(Records from a dataset)

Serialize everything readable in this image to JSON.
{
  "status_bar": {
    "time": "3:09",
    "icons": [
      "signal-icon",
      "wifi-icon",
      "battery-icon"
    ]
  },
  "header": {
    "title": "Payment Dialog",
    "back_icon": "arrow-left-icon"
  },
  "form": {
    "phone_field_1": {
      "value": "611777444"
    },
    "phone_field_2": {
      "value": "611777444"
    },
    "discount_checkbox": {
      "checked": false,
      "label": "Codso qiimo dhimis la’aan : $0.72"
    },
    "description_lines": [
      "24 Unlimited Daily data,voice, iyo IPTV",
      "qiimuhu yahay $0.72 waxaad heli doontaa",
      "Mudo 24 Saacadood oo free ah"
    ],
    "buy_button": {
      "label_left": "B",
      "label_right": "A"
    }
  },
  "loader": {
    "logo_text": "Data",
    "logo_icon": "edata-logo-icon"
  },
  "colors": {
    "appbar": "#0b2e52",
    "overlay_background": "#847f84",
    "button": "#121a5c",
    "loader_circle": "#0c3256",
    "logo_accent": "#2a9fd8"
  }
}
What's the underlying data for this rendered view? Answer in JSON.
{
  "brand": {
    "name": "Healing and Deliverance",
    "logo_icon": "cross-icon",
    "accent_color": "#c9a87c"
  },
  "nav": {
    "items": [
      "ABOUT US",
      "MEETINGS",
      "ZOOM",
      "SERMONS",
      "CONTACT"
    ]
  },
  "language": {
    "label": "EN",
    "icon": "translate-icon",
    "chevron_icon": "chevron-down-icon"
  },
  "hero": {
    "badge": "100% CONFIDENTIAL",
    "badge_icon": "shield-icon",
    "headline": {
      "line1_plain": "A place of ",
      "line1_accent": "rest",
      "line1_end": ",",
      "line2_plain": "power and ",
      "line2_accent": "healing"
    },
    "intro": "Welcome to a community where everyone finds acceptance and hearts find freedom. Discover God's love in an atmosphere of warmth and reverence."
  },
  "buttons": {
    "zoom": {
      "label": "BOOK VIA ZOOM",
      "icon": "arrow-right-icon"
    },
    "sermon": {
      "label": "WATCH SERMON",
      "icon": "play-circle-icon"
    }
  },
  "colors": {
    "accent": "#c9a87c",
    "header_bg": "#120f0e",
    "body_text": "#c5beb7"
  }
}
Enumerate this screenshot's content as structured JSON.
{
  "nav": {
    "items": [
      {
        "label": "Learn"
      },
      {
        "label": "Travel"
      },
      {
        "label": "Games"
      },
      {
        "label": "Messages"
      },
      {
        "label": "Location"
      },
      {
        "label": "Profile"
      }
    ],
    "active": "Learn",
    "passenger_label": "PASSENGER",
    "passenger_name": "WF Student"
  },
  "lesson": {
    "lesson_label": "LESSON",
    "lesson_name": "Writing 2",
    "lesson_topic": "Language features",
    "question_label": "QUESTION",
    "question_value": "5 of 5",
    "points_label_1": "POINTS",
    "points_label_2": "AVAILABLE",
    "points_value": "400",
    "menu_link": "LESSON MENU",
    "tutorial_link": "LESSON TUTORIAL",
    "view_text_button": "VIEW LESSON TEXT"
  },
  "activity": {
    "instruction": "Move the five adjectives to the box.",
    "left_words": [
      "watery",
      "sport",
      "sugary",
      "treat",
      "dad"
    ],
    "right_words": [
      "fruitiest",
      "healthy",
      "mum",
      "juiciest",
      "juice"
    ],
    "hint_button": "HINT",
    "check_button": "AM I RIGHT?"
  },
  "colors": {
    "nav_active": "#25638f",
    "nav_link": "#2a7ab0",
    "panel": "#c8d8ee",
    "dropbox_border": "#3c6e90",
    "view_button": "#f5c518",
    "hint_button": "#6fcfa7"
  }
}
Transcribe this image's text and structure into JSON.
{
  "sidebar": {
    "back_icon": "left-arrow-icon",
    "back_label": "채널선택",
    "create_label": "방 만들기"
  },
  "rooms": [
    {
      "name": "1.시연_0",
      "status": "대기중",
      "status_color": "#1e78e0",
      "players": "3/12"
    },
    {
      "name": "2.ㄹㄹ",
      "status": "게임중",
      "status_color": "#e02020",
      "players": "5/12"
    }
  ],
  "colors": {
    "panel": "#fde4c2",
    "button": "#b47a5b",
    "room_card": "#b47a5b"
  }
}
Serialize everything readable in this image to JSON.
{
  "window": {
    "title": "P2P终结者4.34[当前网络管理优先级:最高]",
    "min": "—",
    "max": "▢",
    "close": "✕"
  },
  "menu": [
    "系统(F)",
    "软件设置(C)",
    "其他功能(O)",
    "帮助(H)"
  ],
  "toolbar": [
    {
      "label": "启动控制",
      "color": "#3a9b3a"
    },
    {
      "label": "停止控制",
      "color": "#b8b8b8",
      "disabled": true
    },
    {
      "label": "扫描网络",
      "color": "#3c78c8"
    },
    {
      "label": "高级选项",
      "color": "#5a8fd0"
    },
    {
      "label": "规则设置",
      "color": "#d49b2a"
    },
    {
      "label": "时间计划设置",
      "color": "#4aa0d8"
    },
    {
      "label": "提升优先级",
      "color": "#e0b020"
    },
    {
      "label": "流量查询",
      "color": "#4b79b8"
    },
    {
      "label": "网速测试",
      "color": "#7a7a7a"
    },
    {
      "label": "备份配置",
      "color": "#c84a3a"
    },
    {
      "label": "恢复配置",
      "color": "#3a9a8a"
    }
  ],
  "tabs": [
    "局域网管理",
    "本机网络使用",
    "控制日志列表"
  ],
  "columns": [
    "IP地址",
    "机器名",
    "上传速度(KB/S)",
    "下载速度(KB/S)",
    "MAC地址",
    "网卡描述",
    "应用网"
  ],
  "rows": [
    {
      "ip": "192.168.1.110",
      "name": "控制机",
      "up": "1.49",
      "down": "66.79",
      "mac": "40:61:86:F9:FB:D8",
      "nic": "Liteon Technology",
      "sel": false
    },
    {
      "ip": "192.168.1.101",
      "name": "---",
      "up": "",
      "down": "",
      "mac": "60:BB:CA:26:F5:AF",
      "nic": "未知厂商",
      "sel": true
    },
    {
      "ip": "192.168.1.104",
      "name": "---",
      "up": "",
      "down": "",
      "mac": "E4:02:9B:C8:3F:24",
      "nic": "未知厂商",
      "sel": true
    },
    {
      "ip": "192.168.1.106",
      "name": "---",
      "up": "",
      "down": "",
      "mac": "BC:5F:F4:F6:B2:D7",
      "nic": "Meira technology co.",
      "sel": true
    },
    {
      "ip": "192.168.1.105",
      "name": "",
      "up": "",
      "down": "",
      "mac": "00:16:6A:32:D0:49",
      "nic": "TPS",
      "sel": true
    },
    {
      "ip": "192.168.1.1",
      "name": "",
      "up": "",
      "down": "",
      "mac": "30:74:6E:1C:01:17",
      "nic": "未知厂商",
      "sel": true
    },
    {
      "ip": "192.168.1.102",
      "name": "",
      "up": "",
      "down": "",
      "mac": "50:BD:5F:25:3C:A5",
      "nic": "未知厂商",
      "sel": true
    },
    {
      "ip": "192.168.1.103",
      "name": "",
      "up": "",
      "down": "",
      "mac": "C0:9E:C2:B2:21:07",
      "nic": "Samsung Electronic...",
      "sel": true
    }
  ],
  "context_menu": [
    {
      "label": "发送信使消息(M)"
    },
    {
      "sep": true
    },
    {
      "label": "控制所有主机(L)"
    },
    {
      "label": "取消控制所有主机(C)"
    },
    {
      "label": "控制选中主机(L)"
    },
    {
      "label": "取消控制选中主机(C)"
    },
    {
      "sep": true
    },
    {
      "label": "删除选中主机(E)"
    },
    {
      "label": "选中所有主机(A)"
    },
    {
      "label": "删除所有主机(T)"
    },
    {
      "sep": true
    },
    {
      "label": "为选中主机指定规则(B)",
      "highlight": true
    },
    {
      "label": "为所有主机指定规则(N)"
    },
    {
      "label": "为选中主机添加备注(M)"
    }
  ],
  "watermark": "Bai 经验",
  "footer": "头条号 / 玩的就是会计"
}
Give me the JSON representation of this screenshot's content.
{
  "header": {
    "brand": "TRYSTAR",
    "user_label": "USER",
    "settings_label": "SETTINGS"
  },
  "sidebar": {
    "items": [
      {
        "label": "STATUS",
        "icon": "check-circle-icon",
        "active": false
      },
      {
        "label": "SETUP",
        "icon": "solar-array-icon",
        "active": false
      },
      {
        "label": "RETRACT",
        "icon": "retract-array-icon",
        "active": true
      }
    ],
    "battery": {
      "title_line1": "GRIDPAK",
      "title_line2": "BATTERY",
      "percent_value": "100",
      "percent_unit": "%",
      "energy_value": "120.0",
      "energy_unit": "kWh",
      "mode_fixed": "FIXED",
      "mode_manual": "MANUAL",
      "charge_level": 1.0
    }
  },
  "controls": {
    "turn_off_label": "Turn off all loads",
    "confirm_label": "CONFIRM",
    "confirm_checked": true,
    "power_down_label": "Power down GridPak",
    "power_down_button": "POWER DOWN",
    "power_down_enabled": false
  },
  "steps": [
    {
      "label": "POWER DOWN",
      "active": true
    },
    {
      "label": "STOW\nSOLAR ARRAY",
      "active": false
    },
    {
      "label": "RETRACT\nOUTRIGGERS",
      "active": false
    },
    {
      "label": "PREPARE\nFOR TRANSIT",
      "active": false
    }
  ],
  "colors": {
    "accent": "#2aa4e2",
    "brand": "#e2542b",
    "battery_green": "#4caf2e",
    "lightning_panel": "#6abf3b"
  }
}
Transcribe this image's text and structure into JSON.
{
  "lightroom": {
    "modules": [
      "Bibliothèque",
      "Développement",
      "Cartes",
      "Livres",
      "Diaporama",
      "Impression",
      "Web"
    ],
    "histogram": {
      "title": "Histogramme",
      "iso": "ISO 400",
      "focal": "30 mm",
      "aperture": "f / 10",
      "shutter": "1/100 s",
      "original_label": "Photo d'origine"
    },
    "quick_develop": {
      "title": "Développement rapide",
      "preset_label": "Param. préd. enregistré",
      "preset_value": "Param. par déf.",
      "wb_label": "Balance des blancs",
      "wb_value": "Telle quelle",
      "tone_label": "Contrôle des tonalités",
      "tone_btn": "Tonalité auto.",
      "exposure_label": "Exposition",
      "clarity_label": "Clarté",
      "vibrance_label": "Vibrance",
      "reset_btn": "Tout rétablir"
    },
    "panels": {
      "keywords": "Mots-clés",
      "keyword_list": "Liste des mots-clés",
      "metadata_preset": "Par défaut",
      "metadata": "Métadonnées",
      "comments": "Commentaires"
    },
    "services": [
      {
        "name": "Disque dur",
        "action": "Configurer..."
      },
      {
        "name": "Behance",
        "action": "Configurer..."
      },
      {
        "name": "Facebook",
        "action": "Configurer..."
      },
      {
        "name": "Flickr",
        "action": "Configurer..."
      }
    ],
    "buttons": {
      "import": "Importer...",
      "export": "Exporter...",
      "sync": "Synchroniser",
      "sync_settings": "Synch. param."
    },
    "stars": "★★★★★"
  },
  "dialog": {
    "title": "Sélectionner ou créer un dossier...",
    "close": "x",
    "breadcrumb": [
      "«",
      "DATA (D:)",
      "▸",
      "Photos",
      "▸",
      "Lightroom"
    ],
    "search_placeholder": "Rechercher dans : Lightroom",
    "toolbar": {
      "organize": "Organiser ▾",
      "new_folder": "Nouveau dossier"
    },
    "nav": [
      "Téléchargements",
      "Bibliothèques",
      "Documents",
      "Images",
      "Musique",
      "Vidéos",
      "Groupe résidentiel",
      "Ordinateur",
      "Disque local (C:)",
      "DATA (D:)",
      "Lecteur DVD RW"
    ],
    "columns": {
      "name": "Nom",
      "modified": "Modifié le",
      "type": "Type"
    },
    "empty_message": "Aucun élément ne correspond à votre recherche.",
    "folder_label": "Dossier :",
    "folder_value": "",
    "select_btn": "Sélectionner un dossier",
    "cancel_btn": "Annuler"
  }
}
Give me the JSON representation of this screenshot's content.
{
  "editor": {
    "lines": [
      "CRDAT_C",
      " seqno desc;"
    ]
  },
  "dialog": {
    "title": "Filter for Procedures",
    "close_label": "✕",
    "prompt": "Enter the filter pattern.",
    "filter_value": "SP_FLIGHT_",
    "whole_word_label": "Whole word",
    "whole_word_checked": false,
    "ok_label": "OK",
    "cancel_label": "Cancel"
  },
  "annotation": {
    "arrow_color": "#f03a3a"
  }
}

**What the task requires:**
Across the preceding material, how many lines contain the word "Développement"? State the number alone.

**Output of the exercise:**
2